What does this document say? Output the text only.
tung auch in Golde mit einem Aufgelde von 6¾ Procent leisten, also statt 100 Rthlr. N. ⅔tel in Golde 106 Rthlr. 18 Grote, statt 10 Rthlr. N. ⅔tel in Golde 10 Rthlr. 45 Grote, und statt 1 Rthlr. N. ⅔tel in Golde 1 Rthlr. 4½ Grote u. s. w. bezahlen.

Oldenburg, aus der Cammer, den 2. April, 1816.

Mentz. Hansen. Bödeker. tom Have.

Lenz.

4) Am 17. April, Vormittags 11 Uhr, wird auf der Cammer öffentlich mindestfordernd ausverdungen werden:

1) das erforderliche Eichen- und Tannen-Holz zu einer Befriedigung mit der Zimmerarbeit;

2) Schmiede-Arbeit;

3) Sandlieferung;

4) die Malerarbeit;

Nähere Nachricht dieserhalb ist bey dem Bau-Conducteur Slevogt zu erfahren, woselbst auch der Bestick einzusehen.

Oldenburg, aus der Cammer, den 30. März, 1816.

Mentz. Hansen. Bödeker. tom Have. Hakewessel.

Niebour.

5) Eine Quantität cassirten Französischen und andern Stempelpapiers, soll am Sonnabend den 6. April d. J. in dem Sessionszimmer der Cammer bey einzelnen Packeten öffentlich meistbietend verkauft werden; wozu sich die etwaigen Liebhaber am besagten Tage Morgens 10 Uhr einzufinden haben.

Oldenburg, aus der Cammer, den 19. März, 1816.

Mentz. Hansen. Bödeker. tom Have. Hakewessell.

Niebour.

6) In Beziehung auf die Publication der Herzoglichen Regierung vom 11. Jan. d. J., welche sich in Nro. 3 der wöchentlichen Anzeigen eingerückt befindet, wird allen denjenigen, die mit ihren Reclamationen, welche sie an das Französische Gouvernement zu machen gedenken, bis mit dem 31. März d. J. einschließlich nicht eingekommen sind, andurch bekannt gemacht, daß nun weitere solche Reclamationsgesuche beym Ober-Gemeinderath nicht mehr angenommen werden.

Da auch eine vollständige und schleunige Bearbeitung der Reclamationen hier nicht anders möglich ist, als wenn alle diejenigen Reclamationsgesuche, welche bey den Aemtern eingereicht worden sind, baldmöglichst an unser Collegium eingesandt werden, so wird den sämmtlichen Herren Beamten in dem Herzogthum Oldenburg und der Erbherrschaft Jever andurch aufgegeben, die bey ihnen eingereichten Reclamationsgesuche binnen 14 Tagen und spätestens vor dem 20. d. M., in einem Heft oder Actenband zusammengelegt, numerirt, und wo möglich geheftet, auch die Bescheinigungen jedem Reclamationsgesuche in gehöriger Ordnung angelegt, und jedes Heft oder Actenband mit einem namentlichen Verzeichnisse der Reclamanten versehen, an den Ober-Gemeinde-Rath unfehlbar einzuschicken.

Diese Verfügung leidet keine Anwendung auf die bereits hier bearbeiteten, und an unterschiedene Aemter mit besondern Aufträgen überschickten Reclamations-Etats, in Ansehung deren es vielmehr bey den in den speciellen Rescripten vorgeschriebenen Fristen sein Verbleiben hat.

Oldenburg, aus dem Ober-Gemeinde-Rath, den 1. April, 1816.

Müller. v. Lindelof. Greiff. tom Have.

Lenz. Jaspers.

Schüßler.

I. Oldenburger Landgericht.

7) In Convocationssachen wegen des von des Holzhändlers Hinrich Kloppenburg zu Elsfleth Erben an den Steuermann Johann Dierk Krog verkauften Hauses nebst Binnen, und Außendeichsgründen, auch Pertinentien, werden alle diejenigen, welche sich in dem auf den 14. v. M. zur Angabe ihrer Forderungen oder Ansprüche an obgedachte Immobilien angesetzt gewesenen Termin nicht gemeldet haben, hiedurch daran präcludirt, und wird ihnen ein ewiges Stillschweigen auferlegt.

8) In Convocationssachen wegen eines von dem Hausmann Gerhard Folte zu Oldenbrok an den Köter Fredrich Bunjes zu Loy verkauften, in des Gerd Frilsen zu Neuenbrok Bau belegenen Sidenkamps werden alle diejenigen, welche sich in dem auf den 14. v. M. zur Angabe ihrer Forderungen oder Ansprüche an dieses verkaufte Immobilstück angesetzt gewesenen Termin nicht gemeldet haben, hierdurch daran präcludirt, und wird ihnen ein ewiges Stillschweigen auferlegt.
● ● ●
Scan the material above for the string "ewiges" and copy every line that has it.

ANSWER BOX.
7) In Convocationssachen wegen des von des Holzhändlers Hinrich Kloppenburg zu Elsfleth Erben an den Steuermann Johann Dierk Krog verkauften Hauses nebst Binnen, und Außendeichsgründen, auch Pertinentien, werden alle diejenigen, welche sich in dem auf den 14. v. M. zur Angabe ihrer Forderungen oder Ansprüche an obgedachte Immobilien angesetzt gewesenen Termin nicht gemeldet haben, hiedurch daran präcludirt, und wird ihnen ein ewiges Stillschweigen auferlegt.
8) In Convocationssachen wegen eines von dem Hausmann Gerhard Folte zu Oldenbrok an den Köter Fredrich Bunjes zu Loy verkauften, in des Gerd Frilsen zu Neuenbrok Bau belegenen Sidenkamps werden alle diejenigen, welche sich in dem auf den 14. v. M. zur Angabe ihrer Forderungen oder Ansprüche an dieses verkaufte Immobilstück angesetzt gewesenen Termin nicht gemeldet haben, hierdurch daran präcludirt, und wird ihnen ein ewiges Stillschweigen auferlegt.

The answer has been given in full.